== Consigne 1 ==
Indiquez si chacune des affirmations suivantes concorde avec l'article sur la guerre civile espagnole. Répondez par oui ou par non et citez à l'identique les mots du texte qui tranchent. (a) Le coup d'État du général Franco a eu lieu le 18 juillet 1936. (b) Selon l'article, l'Espagne a déjà écrit une histoire objective et incontestée de la dictature. (c) La bataille de Somosierra s'est déroulée en novembre 1936.
== Consigne 2 ==
Extrayez de l'article sur la guerre civile espagnole le passage qui commence à "Dans tous les" et se termine à "de façon différente.".
== Consigne 3 ==
Rédigez la suite de l'article sur la mémoire de la guerre civile espagnole à partir de sa dernière phrase.

== Extrait du document ==
───
Prisonniers républicains aux mains des troupes franquistes pendant la bataille de Somosierra, en novembre 1936.

La guerre civile, une blessure toujours ouverte

75 ans après le coup d'Etat du général Franco, le Royaume n'a toujours pas écrit l'histoire objective et incontestée de la dictature. Car une partie de la droite persiste à cultiver l'oubli sélectif.

Publié le 18 juillet 2011 à 14:06
Prisonniers républicains aux mains des troupes franquistes pendant la bataille de Somosierra, en novembre 1936.

Dans tous les pays concernés, les traumatismes de la période allant de 1929 à 1945 ont eu de graves répercussions sur la mémoire historique, qu’elle soit collective ou officielle. A l’occasion des 75 ans du début de la guerre civile [déclenchée par le coup d'Etat du général Franco, le 18 juillet 1936], on ne peut que constater ce problème en Espagne. La tragédie vécue par notre pays vient confirmer le dicton "Spain is different", de la même manière que l’Allemagne avec l’arrivée au pouvoir du nazisme, la Pologne ou l’Autriche, victimes de l’invasion allemande ou de la France, qui finit par être envahie, ont vécu ces traumatismes de façon différente.
───
== Matériel fourni ==
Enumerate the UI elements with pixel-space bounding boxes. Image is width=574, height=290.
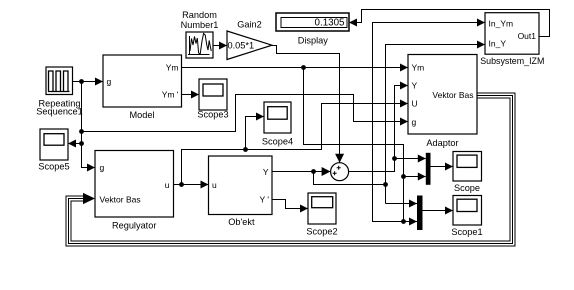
───
== Réponse 1 ==
(a) Oui : « le coup d'Etat du général Franco, le 18 juillet 1936 ».
(b) Non : « le Royaume n'a toujours pas écrit l'histoire objective et incontestée de la dictature ».
(c) Oui : « pendant la bataille de Somosierra, en novembre 1936 ».

== Réponse 2 ==
Dans tous les pays concernés, les traumatismes de la période allant de 1929 à 1945 ont eu de graves répercussions sur la mémoire historique, qu’elle soit collective ou officielle. A l’occasion des 75 ans du début de la guerre civile [déclenchée par le coup d'Etat du général Franco, le 18 juillet 1936], on ne peut que constater ce problème en Espagne. La tragédie vécue par notre pays vient confirmer le dicton "Spain is different", de la même manière que l’Allemagne avec l’arrivée au pouvoir du nazisme, la Pologne ou l’Autriche, victimes de l’invasion allemande ou de la France, qui finit par être envahie, ont vécu ces traumatismes de façon différente.

== Réponse 3 ==
Les années 30 furent marquées en Europe par l’ascension apparemment inévitable des fascismes. Cette montée du fascisme joua un rôle crucial en Espagne, où la crise interne que connut le pays fut résolue par une interminable dictature militaire que tant d’entre nous ont connue.

Ce qui est spécifique à l’Espagne, c’est sa difficulté à solder ses comptes avec le passé. Après une première période où, d'une manière ou d'une autre, les pays impliqués ont soigné leurs blessures en ayant recours à des représentations historiques simplifiées pour protéger leur société de ce passé encore trop proche - en dissociant par exemple le nazisme et le peuple allemand ou en présentant une France ou une Italie farouchement résistante - est venu le temps d’affronter la réalité dans toute sa complexité.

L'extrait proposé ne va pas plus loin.